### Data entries
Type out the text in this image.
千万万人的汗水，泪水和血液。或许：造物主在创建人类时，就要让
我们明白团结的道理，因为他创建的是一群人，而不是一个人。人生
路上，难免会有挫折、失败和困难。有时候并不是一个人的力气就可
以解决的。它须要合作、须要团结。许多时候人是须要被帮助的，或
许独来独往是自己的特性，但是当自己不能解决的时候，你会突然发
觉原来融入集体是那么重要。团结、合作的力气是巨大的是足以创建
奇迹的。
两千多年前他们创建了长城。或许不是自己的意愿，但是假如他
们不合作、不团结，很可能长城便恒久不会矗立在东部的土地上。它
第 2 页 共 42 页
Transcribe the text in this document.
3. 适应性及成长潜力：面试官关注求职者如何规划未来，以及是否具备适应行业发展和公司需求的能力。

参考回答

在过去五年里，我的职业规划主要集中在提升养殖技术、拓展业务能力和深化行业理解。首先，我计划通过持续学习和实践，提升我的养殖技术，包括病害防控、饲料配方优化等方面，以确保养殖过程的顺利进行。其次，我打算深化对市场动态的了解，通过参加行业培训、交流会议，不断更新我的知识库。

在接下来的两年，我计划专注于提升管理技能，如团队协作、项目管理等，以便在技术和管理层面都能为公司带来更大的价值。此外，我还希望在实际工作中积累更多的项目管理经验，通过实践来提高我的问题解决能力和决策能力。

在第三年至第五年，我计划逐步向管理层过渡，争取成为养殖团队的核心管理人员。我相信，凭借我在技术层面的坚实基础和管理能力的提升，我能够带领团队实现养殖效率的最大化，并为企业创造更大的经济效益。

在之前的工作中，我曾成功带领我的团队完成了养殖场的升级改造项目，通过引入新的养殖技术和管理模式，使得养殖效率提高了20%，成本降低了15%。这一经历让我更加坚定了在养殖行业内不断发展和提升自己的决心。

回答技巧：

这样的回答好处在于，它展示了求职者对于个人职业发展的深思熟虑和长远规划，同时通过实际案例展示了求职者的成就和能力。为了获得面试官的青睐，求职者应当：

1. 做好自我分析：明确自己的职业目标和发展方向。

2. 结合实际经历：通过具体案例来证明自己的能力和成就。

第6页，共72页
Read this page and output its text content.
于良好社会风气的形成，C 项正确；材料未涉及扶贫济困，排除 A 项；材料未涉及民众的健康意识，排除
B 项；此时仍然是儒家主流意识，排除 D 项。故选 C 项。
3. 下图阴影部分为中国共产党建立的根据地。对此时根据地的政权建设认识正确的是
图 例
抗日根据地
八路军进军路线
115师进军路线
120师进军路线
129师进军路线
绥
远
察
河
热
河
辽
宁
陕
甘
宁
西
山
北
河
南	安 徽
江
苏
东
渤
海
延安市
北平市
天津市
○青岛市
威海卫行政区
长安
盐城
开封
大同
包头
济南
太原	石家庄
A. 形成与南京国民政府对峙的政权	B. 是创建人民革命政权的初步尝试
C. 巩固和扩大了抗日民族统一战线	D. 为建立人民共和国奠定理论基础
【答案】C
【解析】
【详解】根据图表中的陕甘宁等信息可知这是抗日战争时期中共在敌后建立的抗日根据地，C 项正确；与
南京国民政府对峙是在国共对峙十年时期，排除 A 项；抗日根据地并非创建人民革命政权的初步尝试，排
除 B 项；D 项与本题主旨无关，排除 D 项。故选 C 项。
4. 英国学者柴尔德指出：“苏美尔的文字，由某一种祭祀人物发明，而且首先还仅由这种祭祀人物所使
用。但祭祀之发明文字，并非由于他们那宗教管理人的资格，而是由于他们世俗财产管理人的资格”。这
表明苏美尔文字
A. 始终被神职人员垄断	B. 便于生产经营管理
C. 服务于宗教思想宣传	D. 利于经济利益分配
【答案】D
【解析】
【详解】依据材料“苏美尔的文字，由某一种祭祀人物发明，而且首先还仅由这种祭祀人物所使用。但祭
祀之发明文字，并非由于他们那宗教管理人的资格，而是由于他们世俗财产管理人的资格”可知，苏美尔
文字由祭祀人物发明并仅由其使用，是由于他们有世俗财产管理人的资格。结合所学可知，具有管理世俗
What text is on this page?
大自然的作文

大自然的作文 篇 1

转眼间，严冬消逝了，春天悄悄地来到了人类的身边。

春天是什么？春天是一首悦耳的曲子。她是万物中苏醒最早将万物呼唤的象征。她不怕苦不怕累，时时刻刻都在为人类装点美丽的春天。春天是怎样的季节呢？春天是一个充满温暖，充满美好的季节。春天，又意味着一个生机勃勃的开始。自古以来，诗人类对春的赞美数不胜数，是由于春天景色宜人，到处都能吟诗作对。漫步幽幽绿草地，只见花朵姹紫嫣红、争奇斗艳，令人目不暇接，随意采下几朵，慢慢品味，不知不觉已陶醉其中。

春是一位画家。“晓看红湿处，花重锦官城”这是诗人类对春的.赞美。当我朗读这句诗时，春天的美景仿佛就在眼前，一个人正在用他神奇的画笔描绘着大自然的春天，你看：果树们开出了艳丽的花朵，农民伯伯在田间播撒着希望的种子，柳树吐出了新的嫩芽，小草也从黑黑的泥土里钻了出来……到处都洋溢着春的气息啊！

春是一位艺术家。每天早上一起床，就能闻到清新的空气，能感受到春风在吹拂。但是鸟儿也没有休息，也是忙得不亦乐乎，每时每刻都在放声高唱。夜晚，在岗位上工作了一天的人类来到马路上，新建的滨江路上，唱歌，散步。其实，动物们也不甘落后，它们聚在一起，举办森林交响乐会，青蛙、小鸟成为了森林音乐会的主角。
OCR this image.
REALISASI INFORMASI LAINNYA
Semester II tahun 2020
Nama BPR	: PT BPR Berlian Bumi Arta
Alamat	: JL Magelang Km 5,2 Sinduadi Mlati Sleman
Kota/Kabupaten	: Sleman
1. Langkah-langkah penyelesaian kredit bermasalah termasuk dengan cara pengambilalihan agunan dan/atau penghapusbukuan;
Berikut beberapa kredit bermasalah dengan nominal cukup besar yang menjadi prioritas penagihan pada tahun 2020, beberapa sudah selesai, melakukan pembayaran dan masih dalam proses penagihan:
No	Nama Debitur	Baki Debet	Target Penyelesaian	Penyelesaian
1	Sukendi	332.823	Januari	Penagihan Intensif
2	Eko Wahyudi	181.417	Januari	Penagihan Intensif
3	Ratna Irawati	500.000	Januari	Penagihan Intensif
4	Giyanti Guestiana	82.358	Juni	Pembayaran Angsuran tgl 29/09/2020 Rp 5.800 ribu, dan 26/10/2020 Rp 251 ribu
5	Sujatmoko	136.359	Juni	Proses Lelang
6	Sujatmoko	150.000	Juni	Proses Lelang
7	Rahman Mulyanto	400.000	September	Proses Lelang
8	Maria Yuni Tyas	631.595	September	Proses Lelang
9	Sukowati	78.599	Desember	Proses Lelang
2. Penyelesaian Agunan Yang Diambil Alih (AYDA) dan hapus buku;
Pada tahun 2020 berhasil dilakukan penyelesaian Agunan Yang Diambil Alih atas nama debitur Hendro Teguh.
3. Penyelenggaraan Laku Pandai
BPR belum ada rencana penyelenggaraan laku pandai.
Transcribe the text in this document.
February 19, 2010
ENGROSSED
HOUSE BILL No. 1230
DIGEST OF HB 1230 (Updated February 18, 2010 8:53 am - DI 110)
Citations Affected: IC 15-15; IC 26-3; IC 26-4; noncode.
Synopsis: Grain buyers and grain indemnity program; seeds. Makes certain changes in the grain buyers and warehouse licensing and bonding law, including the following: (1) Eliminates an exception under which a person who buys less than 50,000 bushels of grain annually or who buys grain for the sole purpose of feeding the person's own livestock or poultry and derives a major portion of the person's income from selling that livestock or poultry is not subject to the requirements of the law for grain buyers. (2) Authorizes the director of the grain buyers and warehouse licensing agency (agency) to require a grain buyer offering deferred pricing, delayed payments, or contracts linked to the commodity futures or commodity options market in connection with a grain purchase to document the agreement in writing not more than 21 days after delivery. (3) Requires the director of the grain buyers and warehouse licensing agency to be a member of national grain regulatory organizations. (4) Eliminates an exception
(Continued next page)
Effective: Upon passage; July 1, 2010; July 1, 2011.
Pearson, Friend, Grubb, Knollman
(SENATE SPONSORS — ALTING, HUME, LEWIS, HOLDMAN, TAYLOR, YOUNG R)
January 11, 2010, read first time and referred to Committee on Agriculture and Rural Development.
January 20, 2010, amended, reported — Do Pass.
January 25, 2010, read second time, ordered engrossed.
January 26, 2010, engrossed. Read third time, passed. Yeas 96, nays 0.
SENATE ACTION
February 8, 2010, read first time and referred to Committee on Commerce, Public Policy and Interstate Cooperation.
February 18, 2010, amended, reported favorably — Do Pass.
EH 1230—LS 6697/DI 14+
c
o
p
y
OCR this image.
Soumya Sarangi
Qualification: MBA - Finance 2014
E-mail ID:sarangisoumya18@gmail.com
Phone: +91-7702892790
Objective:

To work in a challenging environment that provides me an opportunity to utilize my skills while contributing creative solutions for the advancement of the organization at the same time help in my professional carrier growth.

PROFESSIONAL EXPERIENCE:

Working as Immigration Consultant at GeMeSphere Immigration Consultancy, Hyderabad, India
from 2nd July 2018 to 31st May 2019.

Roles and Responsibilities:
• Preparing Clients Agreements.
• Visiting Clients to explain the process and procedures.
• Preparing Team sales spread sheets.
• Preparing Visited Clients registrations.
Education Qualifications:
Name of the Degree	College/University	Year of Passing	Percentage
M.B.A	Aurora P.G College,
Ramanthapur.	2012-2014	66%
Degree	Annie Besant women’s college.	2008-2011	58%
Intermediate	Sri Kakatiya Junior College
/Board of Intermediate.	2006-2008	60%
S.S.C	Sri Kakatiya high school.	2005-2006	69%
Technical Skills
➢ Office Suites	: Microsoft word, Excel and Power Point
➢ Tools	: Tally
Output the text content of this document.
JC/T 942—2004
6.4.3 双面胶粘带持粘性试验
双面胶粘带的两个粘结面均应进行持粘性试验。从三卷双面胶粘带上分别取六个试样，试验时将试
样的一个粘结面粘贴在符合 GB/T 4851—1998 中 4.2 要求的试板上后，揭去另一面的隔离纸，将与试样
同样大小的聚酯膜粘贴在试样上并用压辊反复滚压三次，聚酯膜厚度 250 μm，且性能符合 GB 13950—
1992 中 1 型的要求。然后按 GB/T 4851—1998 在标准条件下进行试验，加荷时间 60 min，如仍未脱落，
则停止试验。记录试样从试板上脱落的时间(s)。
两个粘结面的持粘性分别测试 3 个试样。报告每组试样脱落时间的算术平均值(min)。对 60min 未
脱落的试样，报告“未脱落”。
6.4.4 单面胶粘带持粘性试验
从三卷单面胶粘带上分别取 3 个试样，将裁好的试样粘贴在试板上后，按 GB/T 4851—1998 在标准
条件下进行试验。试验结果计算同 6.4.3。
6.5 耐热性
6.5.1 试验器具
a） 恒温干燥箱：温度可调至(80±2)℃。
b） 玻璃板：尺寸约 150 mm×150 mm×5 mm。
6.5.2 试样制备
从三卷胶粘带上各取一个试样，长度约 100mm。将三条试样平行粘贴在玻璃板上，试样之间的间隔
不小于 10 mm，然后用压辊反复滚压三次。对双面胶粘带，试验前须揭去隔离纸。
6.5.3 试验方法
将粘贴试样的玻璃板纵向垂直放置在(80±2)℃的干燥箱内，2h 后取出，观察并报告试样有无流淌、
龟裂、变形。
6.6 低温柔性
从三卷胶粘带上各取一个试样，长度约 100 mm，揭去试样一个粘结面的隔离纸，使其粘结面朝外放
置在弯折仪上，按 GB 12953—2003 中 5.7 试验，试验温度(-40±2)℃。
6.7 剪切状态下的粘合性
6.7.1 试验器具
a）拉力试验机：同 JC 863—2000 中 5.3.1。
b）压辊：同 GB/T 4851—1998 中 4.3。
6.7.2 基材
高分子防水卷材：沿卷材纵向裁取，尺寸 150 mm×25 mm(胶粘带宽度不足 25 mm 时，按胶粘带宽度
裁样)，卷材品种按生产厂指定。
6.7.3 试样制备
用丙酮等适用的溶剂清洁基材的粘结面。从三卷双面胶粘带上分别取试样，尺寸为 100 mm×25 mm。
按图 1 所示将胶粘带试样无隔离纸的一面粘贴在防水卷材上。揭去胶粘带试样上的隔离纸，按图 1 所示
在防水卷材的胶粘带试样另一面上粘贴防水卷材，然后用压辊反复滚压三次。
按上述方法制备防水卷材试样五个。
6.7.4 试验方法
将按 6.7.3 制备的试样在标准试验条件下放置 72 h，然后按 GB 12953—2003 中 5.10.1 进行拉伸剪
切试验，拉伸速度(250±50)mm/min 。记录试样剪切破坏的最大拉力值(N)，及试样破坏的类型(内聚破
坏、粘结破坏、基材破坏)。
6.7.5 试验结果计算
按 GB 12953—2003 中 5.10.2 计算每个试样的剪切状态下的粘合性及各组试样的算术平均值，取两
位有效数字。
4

### REQUIRED TASK
Using the records above, please retype only the run of lines from the line holding "Output the text content of this document." through the last line, both ends included.

### TASK RESPONSE
Output the text content of this document.
JC/T 942—2004
6.4.3 双面胶粘带持粘性试验
双面胶粘带的两个粘结面均应进行持粘性试验。从三卷双面胶粘带上分别取六个试样，试验时将试
样的一个粘结面粘贴在符合 GB/T 4851—1998 中 4.2 要求的试板上后，揭去另一面的隔离纸，将与试样
同样大小的聚酯膜粘贴在试样上并用压辊反复滚压三次，聚酯膜厚度 250 μm，且性能符合 GB 13950—
1992 中 1 型的要求。然后按 GB/T 4851—1998 在标准条件下进行试验，加荷时间 60 min，如仍未脱落，
则停止试验。记录试样从试板上脱落的时间(s)。
两个粘结面的持粘性分别测试 3 个试样。报告每组试样脱落时间的算术平均值(min)。对 60min 未
脱落的试样，报告“未脱落”。
6.4.4 单面胶粘带持粘性试验
从三卷单面胶粘带上分别取 3 个试样，将裁好的试样粘贴在试板上后，按 GB/T 4851—1998 在标准
条件下进行试验。试验结果计算同 6.4.3。
6.5 耐热性
6.5.1 试验器具
a） 恒温干燥箱：温度可调至(80±2)℃。
b） 玻璃板：尺寸约 150 mm×150 mm×5 mm。
6.5.2 试样制备
从三卷胶粘带上各取一个试样，长度约 100mm。将三条试样平行粘贴在玻璃板上，试样之间的间隔
不小于 10 mm，然后用压辊反复滚压三次。对双面胶粘带，试验前须揭去隔离纸。
6.5.3 试验方法
将粘贴试样的玻璃板纵向垂直放置在(80±2)℃的干燥箱内，2h 后取出，观察并报告试样有无流淌、
龟裂、变形。
6.6 低温柔性
从三卷胶粘带上各取一个试样，长度约 100 mm，揭去试样一个粘结面的隔离纸，使其粘结面朝外放
置在弯折仪上，按 GB 12953—2003 中 5.7 试验，试验温度(-40±2)℃。
6.7 剪切状态下的粘合性
6.7.1 试验器具
a）拉力试验机：同 JC 863—2000 中 5.3.1。
b）压辊：同 GB/T 4851—1998 中 4.3。
6.7.2 基材
高分子防水卷材：沿卷材纵向裁取，尺寸 150 mm×25 mm(胶粘带宽度不足 25 mm 时，按胶粘带宽度
裁样)，卷材品种按生产厂指定。
6.7.3 试样制备
用丙酮等适用的溶剂清洁基材的粘结面。从三卷双面胶粘带上分别取试样，尺寸为 100 mm×25 mm。
按图 1 所示将胶粘带试样无隔离纸的一面粘贴在防水卷材上。揭去胶粘带试样上的隔离纸，按图 1 所示
在防水卷材的胶粘带试样另一面上粘贴防水卷材，然后用压辊反复滚压三次。
按上述方法制备防水卷材试样五个。
6.7.4 试验方法
将按 6.7.3 制备的试样在标准试验条件下放置 72 h，然后按 GB 12953—2003 中 5.10.1 进行拉伸剪
切试验，拉伸速度(250±50)mm/min 。记录试样剪切破坏的最大拉力值(N)，及试样破坏的类型(内聚破
坏、粘结破坏、基材破坏)。
6.7.5 试验结果计算
按 GB 12953—2003 中 5.10.2 计算每个试样的剪切状态下的粘合性及各组试样的算术平均值，取两
位有效数字。
4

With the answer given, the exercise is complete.